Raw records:
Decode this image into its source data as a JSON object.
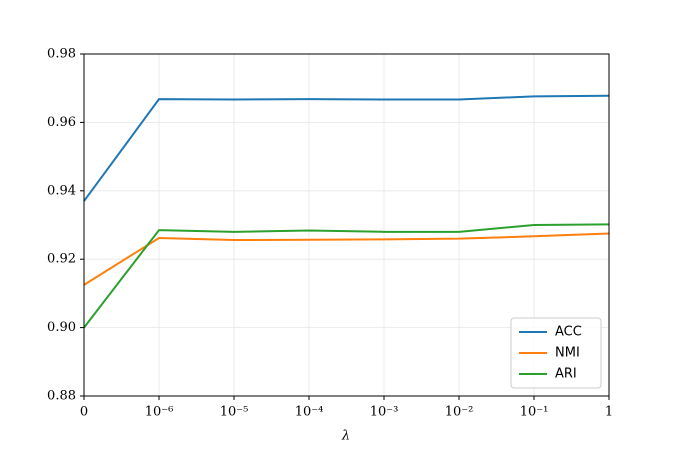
{
  "chart_data": {
    "type": "line",
    "x_label": "λ",
    "categories": [
      "0",
      "10⁻⁶",
      "10⁻⁵",
      "10⁻⁴",
      "10⁻³",
      "10⁻²",
      "10⁻¹",
      "1"
    ],
    "series": [
      {
        "name": "ACC",
        "color": "#1f77b4",
        "values": [
          0.937,
          0.9668,
          0.9667,
          0.9668,
          0.9667,
          0.9667,
          0.9676,
          0.9678
        ]
      },
      {
        "name": "NMI",
        "color": "#ff7f0e",
        "values": [
          0.9125,
          0.9262,
          0.9256,
          0.9257,
          0.9258,
          0.926,
          0.9267,
          0.9275
        ]
      },
      {
        "name": "ARI",
        "color": "#2ca02c",
        "values": [
          0.9,
          0.9285,
          0.928,
          0.9284,
          0.928,
          0.928,
          0.93,
          0.9302
        ]
      }
    ],
    "ylim": [
      0.88,
      0.98
    ],
    "yticks": [
      0.88,
      {
        "value": 0.9,
        "label": "0.90"
      },
      0.92,
      0.94,
      0.96,
      0.98
    ],
    "grid": true,
    "legend": "lower right"
  }
}
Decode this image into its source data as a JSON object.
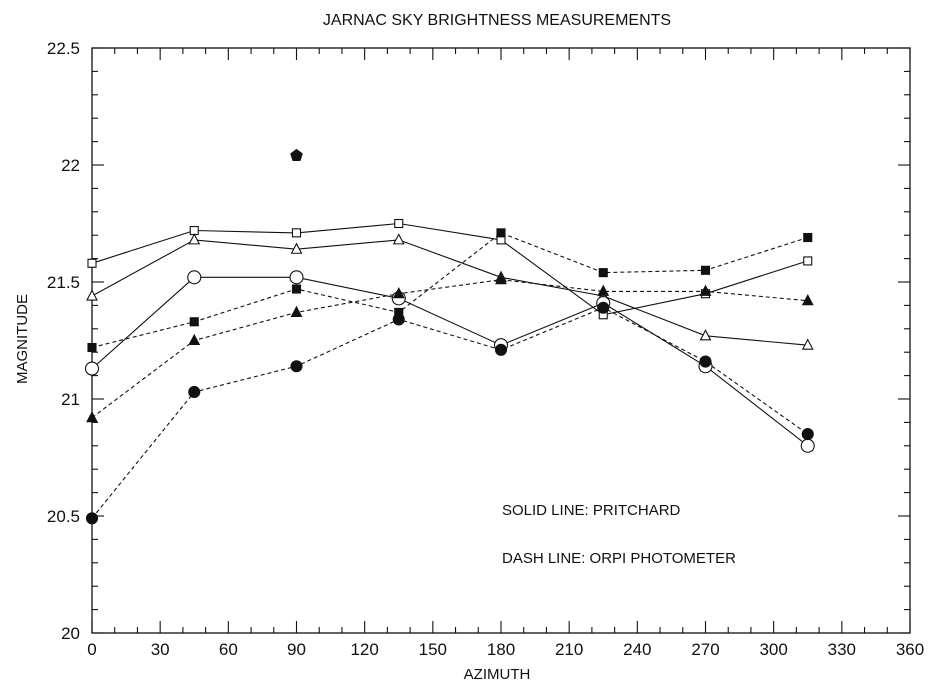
{
  "chart_data": {
    "type": "line",
    "title": "JARNAC SKY BRIGHTNESS MEASUREMENTS",
    "xlabel": "AZIMUTH",
    "ylabel": "MAGNITUDE",
    "xlim": [
      0,
      360
    ],
    "ylim": [
      20,
      22.5
    ],
    "x_ticks": [
      "0",
      "30",
      "60",
      "90",
      "120",
      "150",
      "180",
      "210",
      "240",
      "270",
      "300",
      "330",
      "360"
    ],
    "y_ticks": [
      "20",
      "20.5",
      "21",
      "21.5",
      "22",
      "22.5"
    ],
    "grid": false,
    "annotations": [
      "SOLID LINE: PRITCHARD",
      "DASH LINE: ORPI PHOTOMETER"
    ],
    "series": [
      {
        "line": "solid",
        "marker": "open-square",
        "x": [
          0,
          45,
          90,
          135,
          180,
          225,
          270,
          315
        ],
        "y": [
          21.58,
          21.72,
          21.71,
          21.75,
          21.68,
          21.36,
          21.45,
          21.59
        ]
      },
      {
        "line": "solid",
        "marker": "open-triangle",
        "x": [
          0,
          45,
          90,
          135,
          180,
          225,
          270,
          315
        ],
        "y": [
          21.44,
          21.68,
          21.64,
          21.68,
          21.52,
          21.44,
          21.27,
          21.23
        ]
      },
      {
        "line": "solid",
        "marker": "open-circle",
        "x": [
          0,
          45,
          90,
          135,
          180,
          225,
          270,
          315
        ],
        "y": [
          21.13,
          21.52,
          21.52,
          21.43,
          21.23,
          21.41,
          21.14,
          20.8
        ]
      },
      {
        "line": "dash",
        "marker": "filled-square",
        "x": [
          0,
          45,
          90,
          135,
          180,
          225,
          270,
          315
        ],
        "y": [
          21.22,
          21.33,
          21.47,
          21.37,
          21.71,
          21.54,
          21.55,
          21.69
        ]
      },
      {
        "line": "dash",
        "marker": "filled-triangle",
        "x": [
          0,
          45,
          90,
          135,
          180,
          225,
          270,
          315
        ],
        "y": [
          20.92,
          21.25,
          21.37,
          21.45,
          21.51,
          21.46,
          21.46,
          21.42
        ]
      },
      {
        "line": "dash",
        "marker": "filled-circle",
        "x": [
          0,
          45,
          90,
          135,
          180,
          225,
          270,
          315
        ],
        "y": [
          20.49,
          21.03,
          21.14,
          21.34,
          21.21,
          21.39,
          21.16,
          20.85
        ]
      }
    ],
    "outlier": {
      "marker": "filled-pentagon",
      "x": 90,
      "y": 22.04
    }
  }
}
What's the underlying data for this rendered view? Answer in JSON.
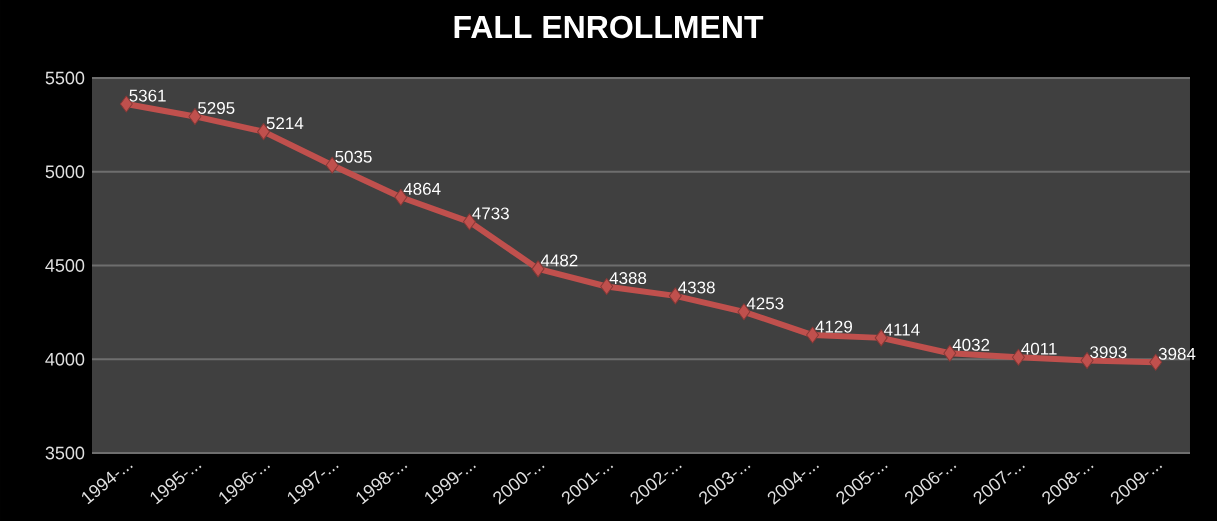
{
  "chart_data": {
    "type": "line",
    "title": "FALL ENROLLMENT",
    "categories": [
      "1994-...",
      "1995-...",
      "1996-...",
      "1997-...",
      "1998-...",
      "1999-...",
      "2000-...",
      "2001-...",
      "2002-...",
      "2003-...",
      "2004-...",
      "2005-...",
      "2006-...",
      "2007-...",
      "2008-...",
      "2009-..."
    ],
    "series": [
      {
        "color": "#c0504d",
        "values": [
          5361,
          5295,
          5214,
          5035,
          4864,
          4733,
          4482,
          4388,
          4338,
          4253,
          4129,
          4114,
          4032,
          4011,
          3993,
          3984
        ]
      }
    ],
    "ylim": [
      3500,
      5500
    ],
    "yticks": [
      3500,
      4000,
      4500,
      5000,
      5500
    ],
    "grid": "y",
    "marker": "diamond",
    "line_style": "solid",
    "data_labels": true
  }
}
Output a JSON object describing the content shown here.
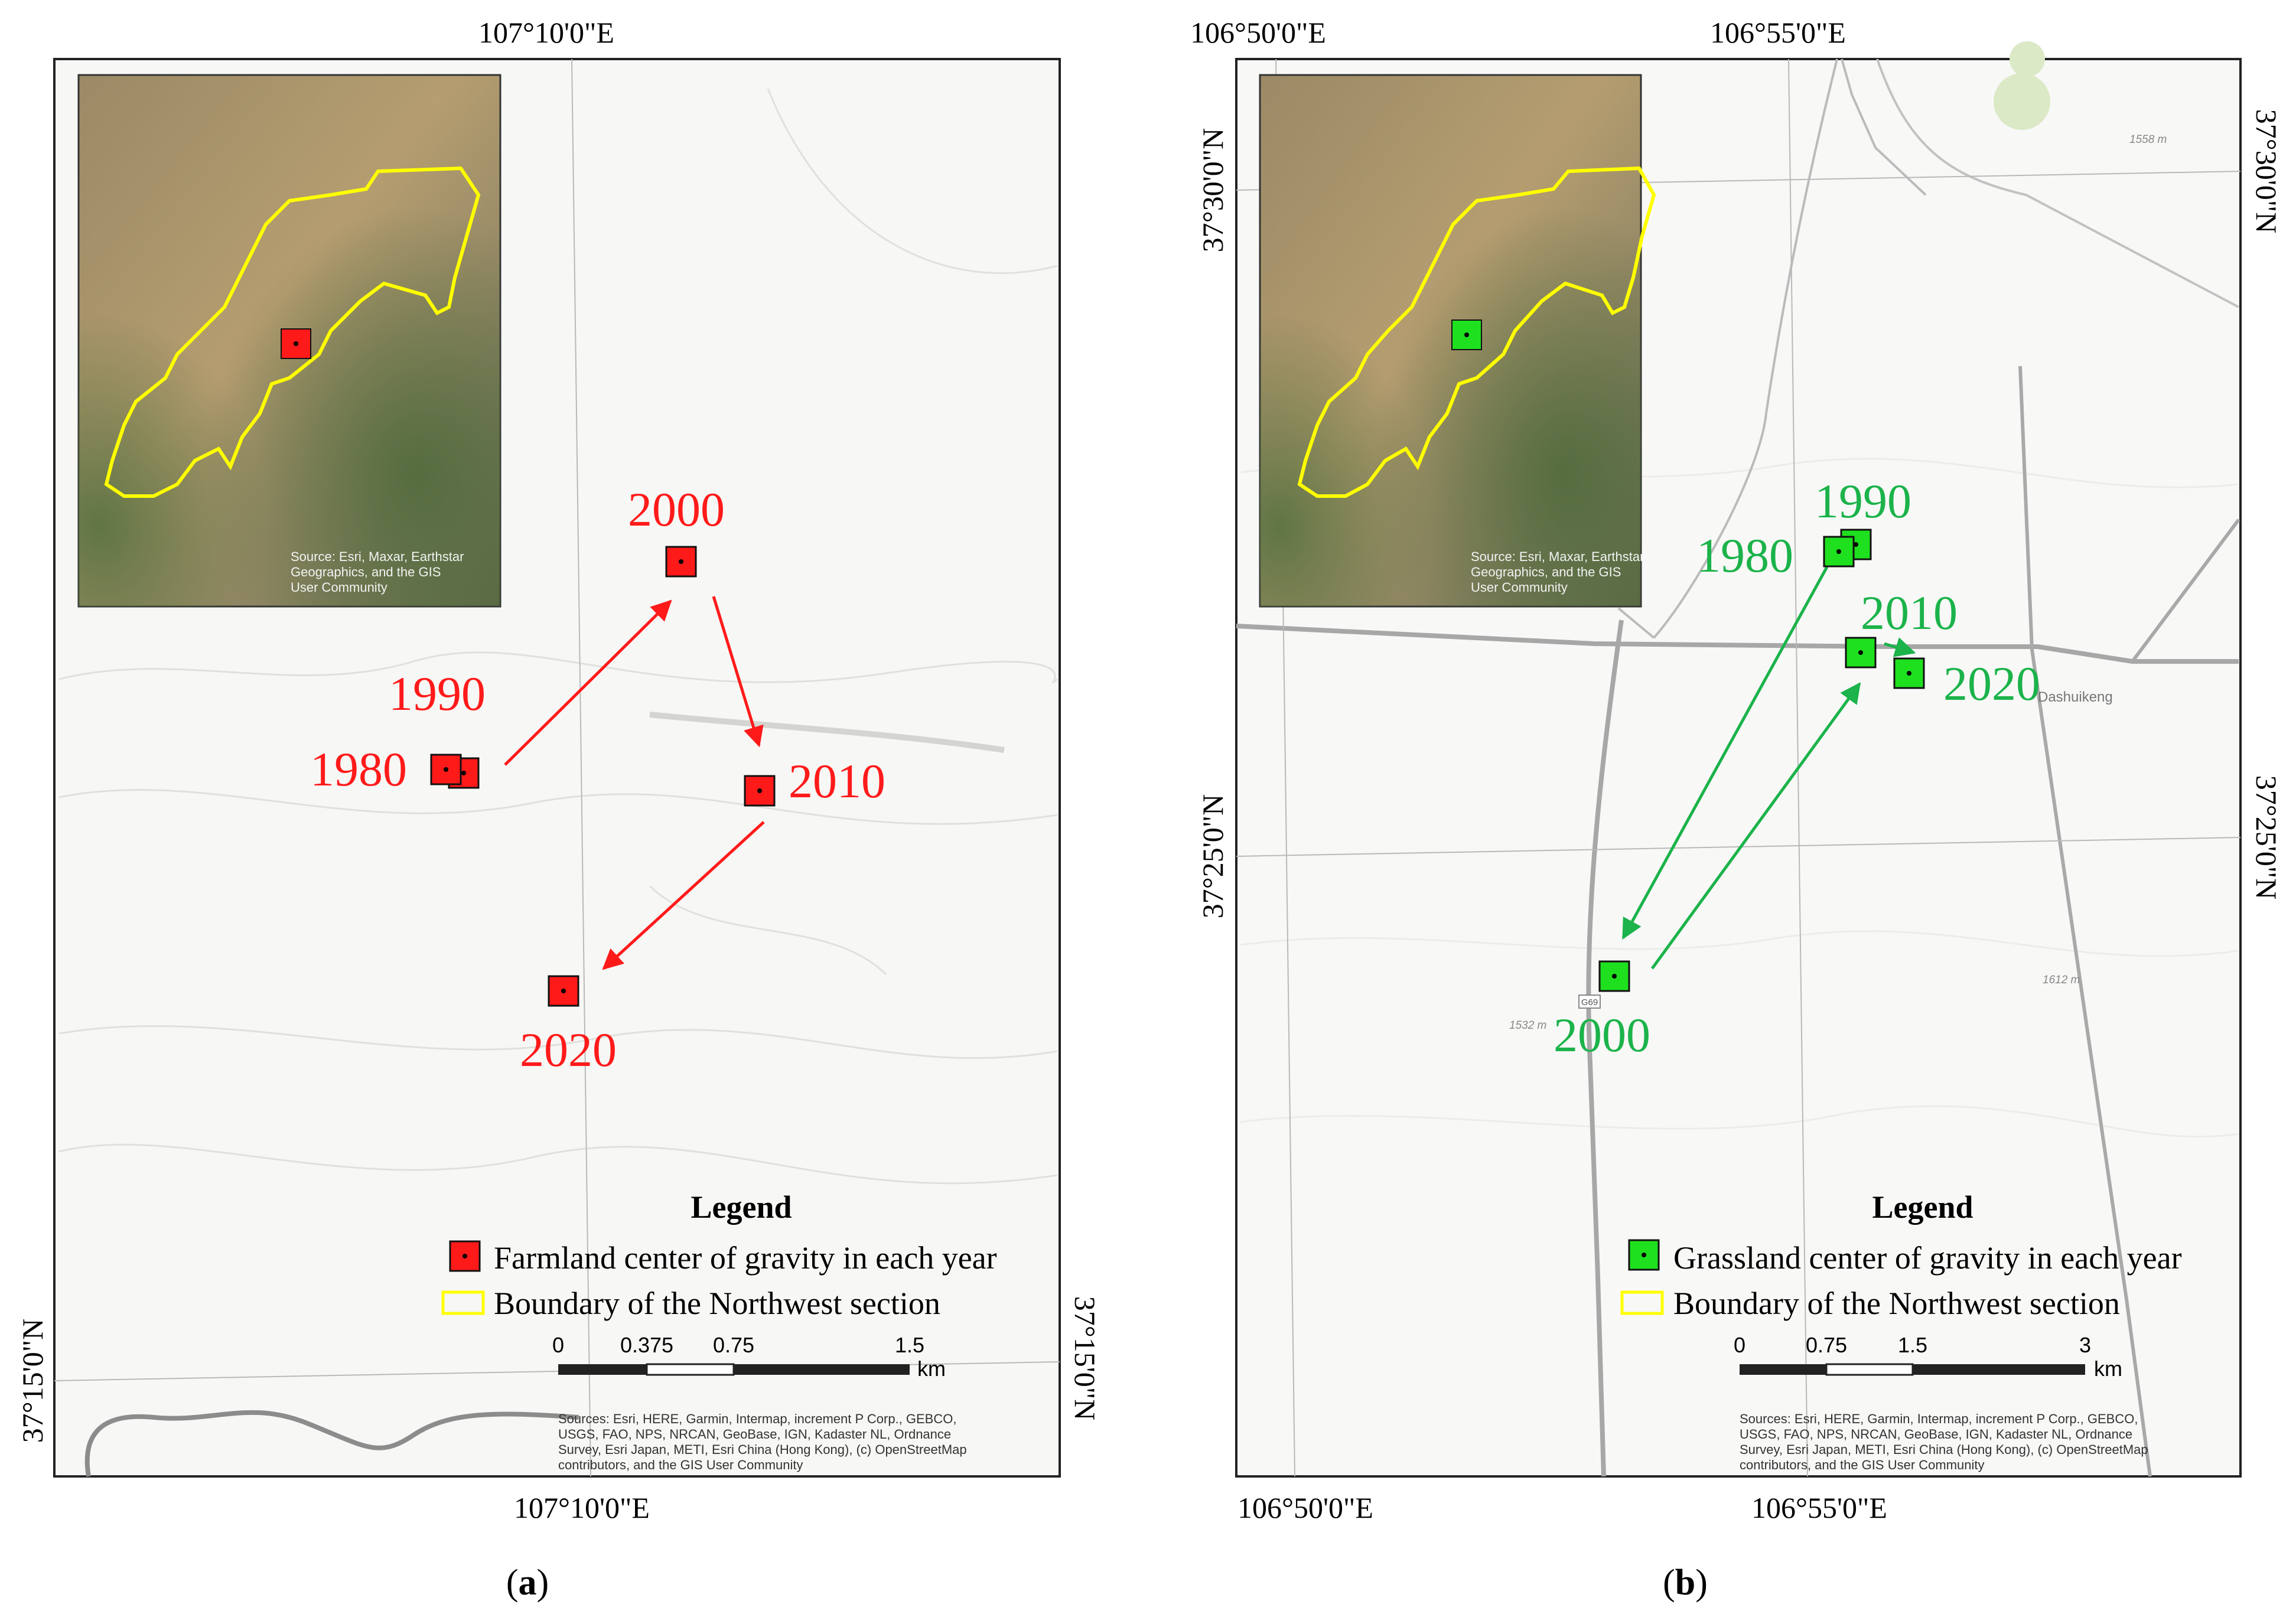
{
  "panels": [
    {
      "id": "a",
      "caption": "a",
      "color": "#ff1a1a",
      "top_coord": "107°10'0\"E",
      "bottom_coord": "107°10'0\"E",
      "left_coord": "37°15'0\"N",
      "right_coord": "37°15'0\"N",
      "inset_source": "Source: Esri, Maxar, Earthstar Geographics, and the GIS User Community",
      "inset_source_lines": [
        "Source: Esri, Maxar, Earthstar",
        "Geographics, and the GIS",
        "User Community"
      ],
      "years": [
        "1980",
        "1990",
        "2000",
        "2010",
        "2020"
      ],
      "legend": {
        "title": "Legend",
        "item1": "Farmland center of gravity in each year",
        "item2": "Boundary of the Northwest section"
      },
      "scale": {
        "ticks": [
          "0",
          "0.375",
          "0.75",
          "1.5"
        ],
        "unit": "km"
      },
      "sources_lines": [
        "Sources: Esri, HERE, Garmin, Intermap, increment P Corp., GEBCO,",
        "USGS, FAO, NPS, NRCAN, GeoBase, IGN, Kadaster NL, Ordnance",
        "Survey, Esri Japan, METI, Esri China (Hong Kong), (c) OpenStreetMap",
        "contributors, and the GIS User Community"
      ]
    },
    {
      "id": "b",
      "caption": "b",
      "color": "#1bb34a",
      "top_coord_left": "106°50'0\"E",
      "top_coord_right": "106°55'0\"E",
      "bottom_coord_left": "106°50'0\"E",
      "bottom_coord_right": "106°55'0\"E",
      "left_coord_top": "37°30'0\"N",
      "left_coord_bottom": "37°25'0\"N",
      "right_coord_top": "37°30'0\"N",
      "right_coord_bottom": "37°25'0\"N",
      "inset_source_lines": [
        "Source: Esri, Maxar, Earthstar",
        "Geographics, and the GIS",
        "User Community"
      ],
      "years": [
        "1980",
        "1990",
        "2000",
        "2010",
        "2020"
      ],
      "place_label": "Dashuikeng",
      "elev_labels": [
        "1558 m",
        "1532 m",
        "1612 m"
      ],
      "road_label": "G69",
      "legend": {
        "title": "Legend",
        "item1": "Grassland center of gravity in each year",
        "item2": "Boundary of the Northwest section"
      },
      "scale": {
        "ticks": [
          "0",
          "0.75",
          "1.5",
          "3"
        ],
        "unit": "km"
      },
      "sources_lines": [
        "Sources: Esri, HERE, Garmin, Intermap, increment P Corp., GEBCO,",
        "USGS, FAO, NPS, NRCAN, GeoBase, IGN, Kadaster NL, Ordnance",
        "Survey, Esri Japan, METI, Esri China (Hong Kong), (c) OpenStreetMap",
        "contributors, and the GIS User Community"
      ]
    }
  ]
}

▶ **THE PROBLEM**
Any pictures should be dropped; transcribe the rest of the records above exactly.

▶ **COMPLETE RESPONSE**
Decode this image into its source data as a JSON object.
{
  "chart_data": {
    "type": "line",
    "x_label": "λ",
    "categories": [
      "0",
      "10⁻⁶",
      "10⁻⁵",
      "10⁻⁴",
      "10⁻³",
      "10⁻²",
      "10⁻¹",
      "1"
    ],
    "series": [
      {
        "name": "ACC",
        "color": "#1f77b4",
        "values": [
          0.937,
          0.9668,
          0.9667,
          0.9668,
          0.9667,
          0.9667,
          0.9676,
          0.9678
        ]
      },
      {
        "name": "NMI",
        "color": "#ff7f0e",
        "values": [
          0.9125,
          0.9262,
          0.9256,
          0.9257,
          0.9258,
          0.926,
          0.9267,
          0.9275
        ]
      },
      {
        "name": "ARI",
        "color": "#2ca02c",
        "values": [
          0.9,
          0.9285,
          0.928,
          0.9284,
          0.928,
          0.928,
          0.93,
          0.9302
        ]
      }
    ],
    "ylim": [
      0.88,
      0.98
    ],
    "yticks": [
      0.88,
      {
        "value": 0.9,
        "label": "0.90"
      },
      0.92,
      0.94,
      0.96,
      0.98
    ],
    "grid": true,
    "legend": "lower right"
  }
}
Decode this image into its source data as a JSON object.
{
  "chart_data": {
    "type": "line",
    "title": "JARNAC SKY BRIGHTNESS MEASUREMENTS",
    "xlabel": "AZIMUTH",
    "ylabel": "MAGNITUDE",
    "xlim": [
      0,
      360
    ],
    "ylim": [
      20,
      22.5
    ],
    "x_ticks": [
      "0",
      "30",
      "60",
      "90",
      "120",
      "150",
      "180",
      "210",
      "240",
      "270",
      "300",
      "330",
      "360"
    ],
    "y_ticks": [
      "20",
      "20.5",
      "21",
      "21.5",
      "22",
      "22.5"
    ],
    "grid": false,
    "annotations": [
      "SOLID LINE: PRITCHARD",
      "DASH LINE: ORPI PHOTOMETER"
    ],
    "series": [
      {
        "line": "solid",
        "marker": "open-square",
        "x": [
          0,
          45,
          90,
          135,
          180,
          225,
          270,
          315
        ],
        "y": [
          21.58,
          21.72,
          21.71,
          21.75,
          21.68,
          21.36,
          21.45,
          21.59
        ]
      },
      {
        "line": "solid",
        "marker": "open-triangle",
        "x": [
          0,
          45,
          90,
          135,
          180,
          225,
          270,
          315
        ],
        "y": [
          21.44,
          21.68,
          21.64,
          21.68,
          21.52,
          21.44,
          21.27,
          21.23
        ]
      },
      {
        "line": "solid",
        "marker": "open-circle",
        "x": [
          0,
          45,
          90,
          135,
          180,
          225,
          270,
          315
        ],
        "y": [
          21.13,
          21.52,
          21.52,
          21.43,
          21.23,
          21.41,
          21.14,
          20.8
        ]
      },
      {
        "line": "dash",
        "marker": "filled-square",
        "x": [
          0,
          45,
          90,
          135,
          180,
          225,
          270,
          315
        ],
        "y": [
          21.22,
          21.33,
          21.47,
          21.37,
          21.71,
          21.54,
          21.55,
          21.69
        ]
      },
      {
        "line": "dash",
        "marker": "filled-triangle",
        "x": [
          0,
          45,
          90,
          135,
          180,
          225,
          270,
          315
        ],
        "y": [
          20.92,
          21.25,
          21.37,
          21.45,
          21.51,
          21.46,
          21.46,
          21.42
        ]
      },
      {
        "line": "dash",
        "marker": "filled-circle",
        "x": [
          0,
          45,
          90,
          135,
          180,
          225,
          270,
          315
        ],
        "y": [
          20.49,
          21.03,
          21.14,
          21.34,
          21.21,
          21.39,
          21.16,
          20.85
        ]
      }
    ],
    "outlier": {
      "marker": "filled-pentagon",
      "x": 90,
      "y": 22.04
    }
  }
}
What's the underlying data for this rendered view? Answer in JSON.
{
  "chart_data": {
    "type": "line",
    "title": "FALL ENROLLMENT",
    "categories": [
      "1994-...",
      "1995-...",
      "1996-...",
      "1997-...",
      "1998-...",
      "1999-...",
      "2000-...",
      "2001-...",
      "2002-...",
      "2003-...",
      "2004-...",
      "2005-...",
      "2006-...",
      "2007-...",
      "2008-...",
      "2009-..."
    ],
    "series": [
      {
        "color": "#c0504d",
        "values": [
          5361,
          5295,
          5214,
          5035,
          4864,
          4733,
          4482,
          4388,
          4338,
          4253,
          4129,
          4114,
          4032,
          4011,
          3993,
          3984
        ]
      }
    ],
    "ylim": [
      3500,
      5500
    ],
    "yticks": [
      3500,
      4000,
      4500,
      5000,
      5500
    ],
    "grid": "y",
    "marker": "diamond",
    "line_style": "solid",
    "data_labels": true
  }
}
Output a JSON object describing the content shown here.
{
  "panels": [
    {
      "id": "a",
      "caption": "a",
      "color": "#ff1a1a",
      "top_coord": "107°10'0\"E",
      "bottom_coord": "107°10'0\"E",
      "left_coord": "37°15'0\"N",
      "right_coord": "37°15'0\"N",
      "inset_source": "Source: Esri, Maxar, Earthstar Geographics, and the GIS User Community",
      "inset_source_lines": [
        "Source: Esri, Maxar, Earthstar",
        "Geographics, and the GIS",
        "User Community"
      ],
      "years": [
        "1980",
        "1990",
        "2000",
        "2010",
        "2020"
      ],
      "legend": {
        "title": "Legend",
        "item1": "Farmland center of gravity in each year",
        "item2": "Boundary of the Northwest section"
      },
      "scale": {
        "ticks": [
          "0",
          "0.375",
          "0.75",
          "1.5"
        ],
        "unit": "km"
      },
      "sources_lines": [
        "Sources: Esri, HERE, Garmin, Intermap, increment P Corp., GEBCO,",
        "USGS, FAO, NPS, NRCAN, GeoBase, IGN, Kadaster NL, Ordnance",
        "Survey, Esri Japan, METI, Esri China (Hong Kong), (c) OpenStreetMap",
        "contributors, and the GIS User Community"
      ]
    },
    {
      "id": "b",
      "caption": "b",
      "color": "#1bb34a",
      "top_coord_left": "106°50'0\"E",
      "top_coord_right": "106°55'0\"E",
      "bottom_coord_left": "106°50'0\"E",
      "bottom_coord_right": "106°55'0\"E",
      "left_coord_top": "37°30'0\"N",
      "left_coord_bottom": "37°25'0\"N",
      "right_coord_top": "37°30'0\"N",
      "right_coord_bottom": "37°25'0\"N",
      "inset_source_lines": [
        "Source: Esri, Maxar, Earthstar",
        "Geographics, and the GIS",
        "User Community"
      ],
      "years": [
        "1980",
        "1990",
        "2000",
        "2010",
        "2020"
      ],
      "place_label": "Dashuikeng",
      "elev_labels": [
        "1558 m",
        "1532 m",
        "1612 m"
      ],
      "road_label": "G69",
      "legend": {
        "title": "Legend",
        "item1": "Grassland center of gravity in each year",
        "item2": "Boundary of the Northwest section"
      },
      "scale": {
        "ticks": [
          "0",
          "0.75",
          "1.5",
          "3"
        ],
        "unit": "km"
      },
      "sources_lines": [
        "Sources: Esri, HERE, Garmin, Intermap, increment P Corp., GEBCO,",
        "USGS, FAO, NPS, NRCAN, GeoBase, IGN, Kadaster NL, Ordnance",
        "Survey, Esri Japan, METI, Esri China (Hong Kong), (c) OpenStreetMap",
        "contributors, and the GIS User Community"
      ]
    }
  ]
}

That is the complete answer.